(EXERCISE BRIEF):
Retype the records below exactly as they appear, but leave out any pictures.

(RAW RECORDS):
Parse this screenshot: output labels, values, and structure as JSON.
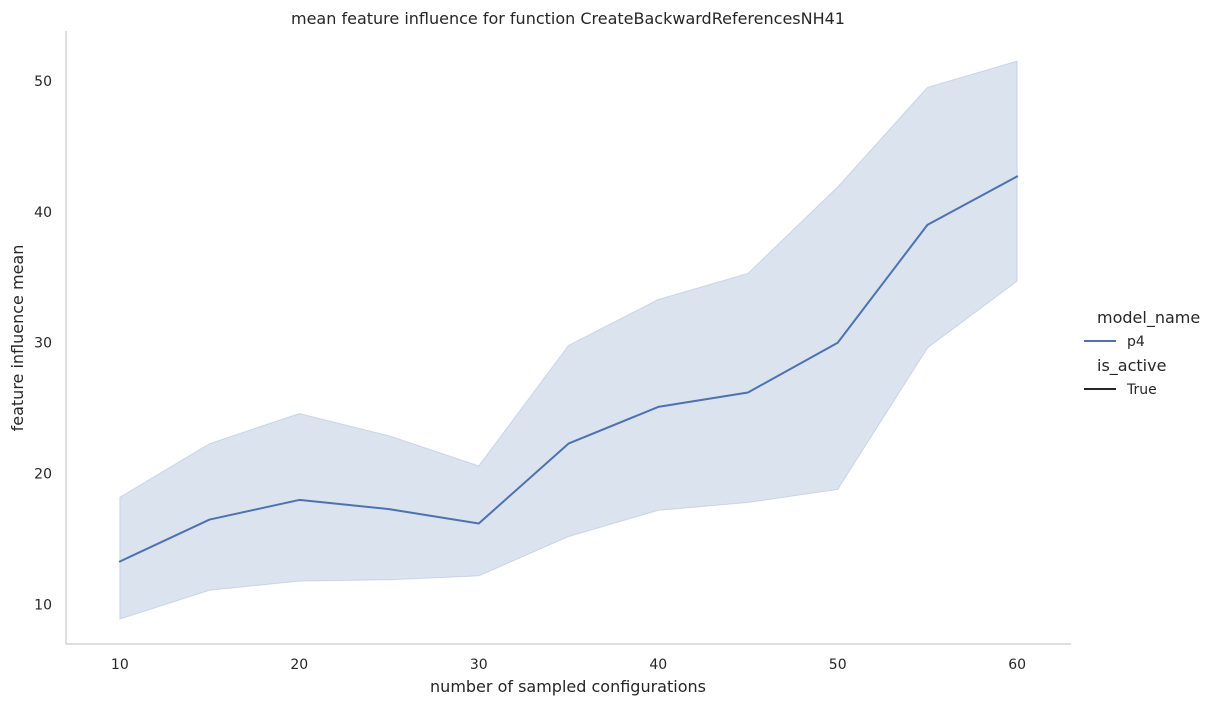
{
  "chart_data": {
    "type": "line",
    "title": "mean feature influence for function CreateBackwardReferencesNH41",
    "xlabel": "number of sampled configurations",
    "ylabel": "feature influence mean",
    "xlim": [
      7,
      63
    ],
    "ylim": [
      7,
      53.8
    ],
    "xticks": [
      10,
      20,
      30,
      40,
      50,
      60
    ],
    "yticks": [
      10,
      20,
      30,
      40,
      50
    ],
    "grid": false,
    "legend_position": "right",
    "legend": {
      "hue_title": "model_name",
      "style_title": "is_active",
      "entries": [
        {
          "group": "model_name",
          "label": "p4",
          "color": "#4c72b0"
        },
        {
          "group": "is_active",
          "label": "True",
          "color": "#262626"
        }
      ]
    },
    "series": [
      {
        "name": "p4",
        "is_active": "True",
        "color": "#4c72b0",
        "x": [
          10,
          15,
          20,
          25,
          30,
          35,
          40,
          45,
          50,
          55,
          60
        ],
        "y": [
          13.3,
          16.5,
          18.0,
          17.3,
          16.2,
          22.3,
          25.1,
          26.2,
          30.0,
          39.0,
          42.7
        ],
        "ci_low": [
          8.9,
          11.1,
          11.8,
          11.9,
          12.2,
          15.2,
          17.2,
          17.8,
          18.8,
          29.6,
          34.7
        ],
        "ci_high": [
          18.2,
          22.3,
          24.6,
          22.9,
          20.6,
          29.8,
          33.3,
          35.3,
          41.9,
          49.5,
          51.5
        ]
      }
    ]
  }
}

(RIGHT ANSWER):
Parse this screenshot: output labels, values, and structure as JSON.
{
  "chart_data": {
    "type": "line",
    "title": "mean feature influence for function CreateBackwardReferencesNH41",
    "xlabel": "number of sampled configurations",
    "ylabel": "feature influence mean",
    "xlim": [
      7,
      63
    ],
    "ylim": [
      7,
      53.8
    ],
    "xticks": [
      10,
      20,
      30,
      40,
      50,
      60
    ],
    "yticks": [
      10,
      20,
      30,
      40,
      50
    ],
    "grid": false,
    "legend_position": "right",
    "legend": {
      "hue_title": "model_name",
      "style_title": "is_active",
      "entries": [
        {
          "group": "model_name",
          "label": "p4",
          "color": "#4c72b0"
        },
        {
          "group": "is_active",
          "label": "True",
          "color": "#262626"
        }
      ]
    },
    "series": [
      {
        "name": "p4",
        "is_active": "True",
        "color": "#4c72b0",
        "x": [
          10,
          15,
          20,
          25,
          30,
          35,
          40,
          45,
          50,
          55,
          60
        ],
        "y": [
          13.3,
          16.5,
          18.0,
          17.3,
          16.2,
          22.3,
          25.1,
          26.2,
          30.0,
          39.0,
          42.7
        ],
        "ci_low": [
          8.9,
          11.1,
          11.8,
          11.9,
          12.2,
          15.2,
          17.2,
          17.8,
          18.8,
          29.6,
          34.7
        ],
        "ci_high": [
          18.2,
          22.3,
          24.6,
          22.9,
          20.6,
          29.8,
          33.3,
          35.3,
          41.9,
          49.5,
          51.5
        ]
      }
    ]
  }
}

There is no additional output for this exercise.